Given task: Copy out all lines where "JSON" appears.

Data tied to figure images:
□ □ □ □ □
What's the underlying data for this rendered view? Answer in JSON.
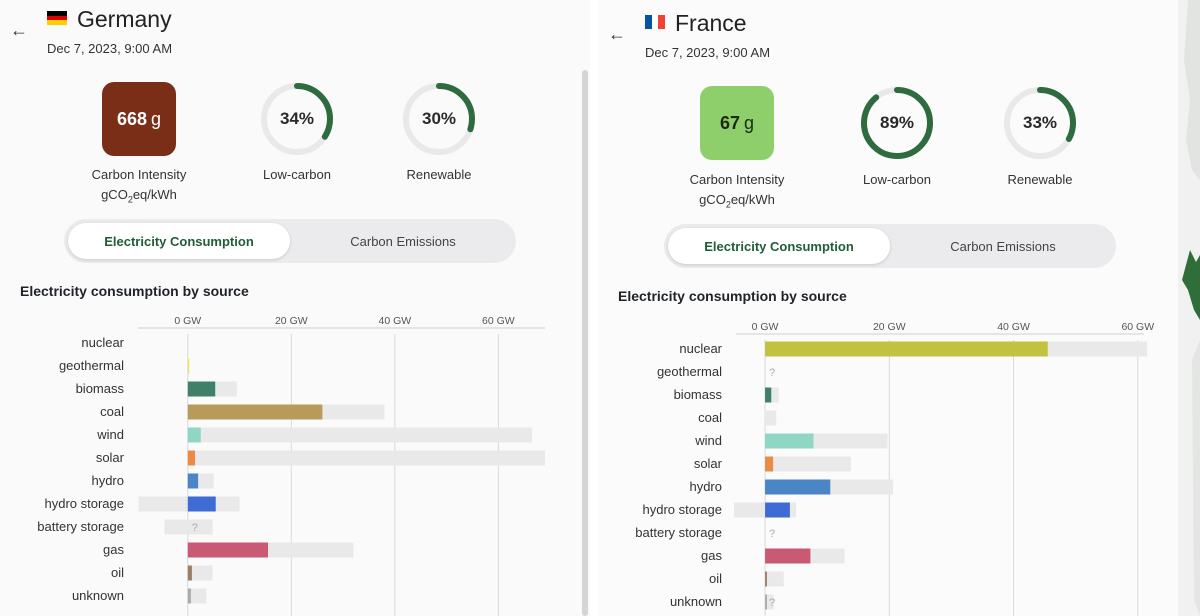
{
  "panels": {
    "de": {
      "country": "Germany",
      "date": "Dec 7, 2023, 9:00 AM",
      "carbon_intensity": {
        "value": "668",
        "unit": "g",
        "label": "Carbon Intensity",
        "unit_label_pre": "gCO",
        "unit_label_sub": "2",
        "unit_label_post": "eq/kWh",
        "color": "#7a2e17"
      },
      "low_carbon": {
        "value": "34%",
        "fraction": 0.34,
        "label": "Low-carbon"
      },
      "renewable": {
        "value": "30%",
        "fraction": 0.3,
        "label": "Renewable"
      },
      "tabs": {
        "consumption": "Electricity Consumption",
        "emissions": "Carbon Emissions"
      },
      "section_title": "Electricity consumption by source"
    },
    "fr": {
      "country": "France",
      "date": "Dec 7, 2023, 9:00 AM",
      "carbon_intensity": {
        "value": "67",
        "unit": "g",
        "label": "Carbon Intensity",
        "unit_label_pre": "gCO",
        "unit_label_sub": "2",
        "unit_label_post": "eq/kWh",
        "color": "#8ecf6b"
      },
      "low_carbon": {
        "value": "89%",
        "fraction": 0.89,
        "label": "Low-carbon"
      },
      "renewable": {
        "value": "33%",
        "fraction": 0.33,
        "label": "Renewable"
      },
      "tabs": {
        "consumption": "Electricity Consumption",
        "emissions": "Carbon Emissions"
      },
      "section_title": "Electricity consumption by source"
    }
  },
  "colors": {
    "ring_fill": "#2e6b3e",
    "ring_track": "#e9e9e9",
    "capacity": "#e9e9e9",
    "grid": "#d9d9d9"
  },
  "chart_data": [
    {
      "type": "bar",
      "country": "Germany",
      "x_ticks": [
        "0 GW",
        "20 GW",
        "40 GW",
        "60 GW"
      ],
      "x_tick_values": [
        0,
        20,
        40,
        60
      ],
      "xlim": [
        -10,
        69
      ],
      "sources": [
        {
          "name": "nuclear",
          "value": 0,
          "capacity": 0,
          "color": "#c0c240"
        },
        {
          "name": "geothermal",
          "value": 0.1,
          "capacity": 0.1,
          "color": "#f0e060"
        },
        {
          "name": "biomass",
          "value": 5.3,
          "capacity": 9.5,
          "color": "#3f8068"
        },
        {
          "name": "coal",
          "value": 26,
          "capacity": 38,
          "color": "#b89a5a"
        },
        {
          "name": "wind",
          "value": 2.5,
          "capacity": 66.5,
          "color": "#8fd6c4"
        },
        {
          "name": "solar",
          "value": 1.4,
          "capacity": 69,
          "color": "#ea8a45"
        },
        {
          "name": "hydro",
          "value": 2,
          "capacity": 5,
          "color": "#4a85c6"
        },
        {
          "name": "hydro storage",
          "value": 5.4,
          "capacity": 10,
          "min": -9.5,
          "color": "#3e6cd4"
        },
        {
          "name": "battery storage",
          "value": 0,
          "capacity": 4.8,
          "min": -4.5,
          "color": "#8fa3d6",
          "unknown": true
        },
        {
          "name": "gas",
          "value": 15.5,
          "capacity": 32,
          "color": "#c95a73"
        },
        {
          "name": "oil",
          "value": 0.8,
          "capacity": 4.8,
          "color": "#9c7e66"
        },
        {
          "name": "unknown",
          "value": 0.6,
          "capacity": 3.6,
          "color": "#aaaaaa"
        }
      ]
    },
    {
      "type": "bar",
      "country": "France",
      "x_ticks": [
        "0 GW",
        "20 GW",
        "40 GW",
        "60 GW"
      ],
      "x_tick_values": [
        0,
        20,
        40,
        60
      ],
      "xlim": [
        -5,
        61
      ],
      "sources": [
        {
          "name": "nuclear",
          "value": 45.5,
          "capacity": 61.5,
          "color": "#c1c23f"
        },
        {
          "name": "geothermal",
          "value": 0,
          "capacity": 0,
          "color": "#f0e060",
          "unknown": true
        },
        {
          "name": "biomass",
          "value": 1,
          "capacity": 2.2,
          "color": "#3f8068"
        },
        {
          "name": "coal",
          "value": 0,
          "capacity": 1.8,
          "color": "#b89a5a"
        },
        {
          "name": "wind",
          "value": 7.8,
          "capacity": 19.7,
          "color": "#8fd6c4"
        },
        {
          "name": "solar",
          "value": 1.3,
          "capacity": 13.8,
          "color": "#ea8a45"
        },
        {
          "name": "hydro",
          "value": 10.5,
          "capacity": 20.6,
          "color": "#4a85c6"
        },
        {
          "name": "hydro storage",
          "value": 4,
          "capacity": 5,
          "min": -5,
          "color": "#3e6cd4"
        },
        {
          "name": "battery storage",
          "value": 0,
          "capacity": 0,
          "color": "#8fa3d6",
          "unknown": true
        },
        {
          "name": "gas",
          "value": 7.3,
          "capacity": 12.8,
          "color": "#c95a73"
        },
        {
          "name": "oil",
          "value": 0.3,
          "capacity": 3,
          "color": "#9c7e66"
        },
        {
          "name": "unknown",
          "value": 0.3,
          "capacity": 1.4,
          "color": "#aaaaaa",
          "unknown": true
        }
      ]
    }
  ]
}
□ □ □ □ □
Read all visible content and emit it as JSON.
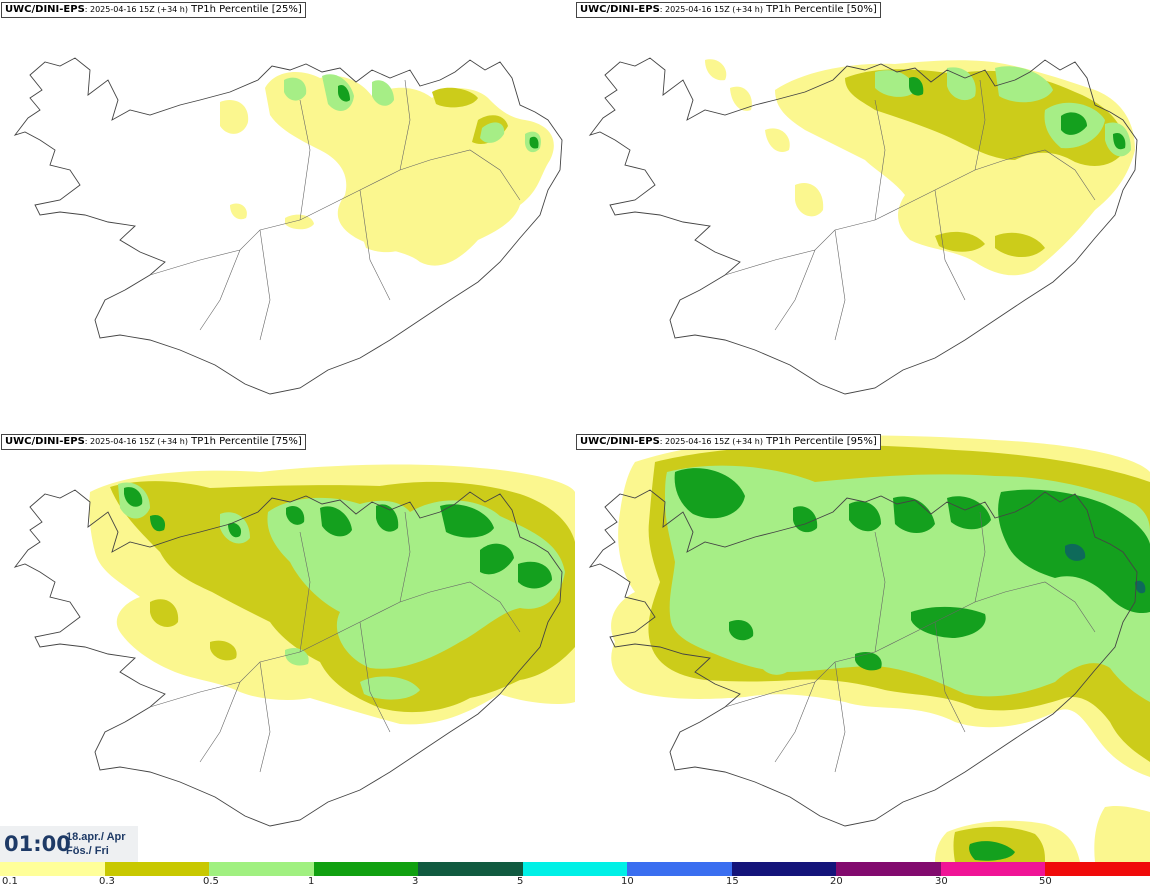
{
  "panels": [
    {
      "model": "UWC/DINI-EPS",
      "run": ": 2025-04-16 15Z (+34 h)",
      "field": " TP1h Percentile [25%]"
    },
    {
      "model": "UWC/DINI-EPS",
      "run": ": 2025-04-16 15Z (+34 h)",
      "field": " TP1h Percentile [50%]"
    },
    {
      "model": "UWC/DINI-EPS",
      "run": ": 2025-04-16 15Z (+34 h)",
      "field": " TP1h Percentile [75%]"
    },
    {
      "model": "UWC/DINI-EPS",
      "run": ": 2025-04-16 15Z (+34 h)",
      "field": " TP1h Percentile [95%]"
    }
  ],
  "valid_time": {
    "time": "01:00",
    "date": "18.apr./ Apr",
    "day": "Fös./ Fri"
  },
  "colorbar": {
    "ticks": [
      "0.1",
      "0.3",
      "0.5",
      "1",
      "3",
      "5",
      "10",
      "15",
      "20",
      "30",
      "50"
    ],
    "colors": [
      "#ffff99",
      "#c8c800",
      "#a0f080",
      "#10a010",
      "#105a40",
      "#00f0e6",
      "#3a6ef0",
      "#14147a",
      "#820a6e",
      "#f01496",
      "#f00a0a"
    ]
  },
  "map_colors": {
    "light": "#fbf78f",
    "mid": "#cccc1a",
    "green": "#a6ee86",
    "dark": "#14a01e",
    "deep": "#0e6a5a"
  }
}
□ □ □ □ □
Result of the exercise:
What's the underlying data for this rendered view? Answer in JSON.
Read all visible content and emit it as JSON.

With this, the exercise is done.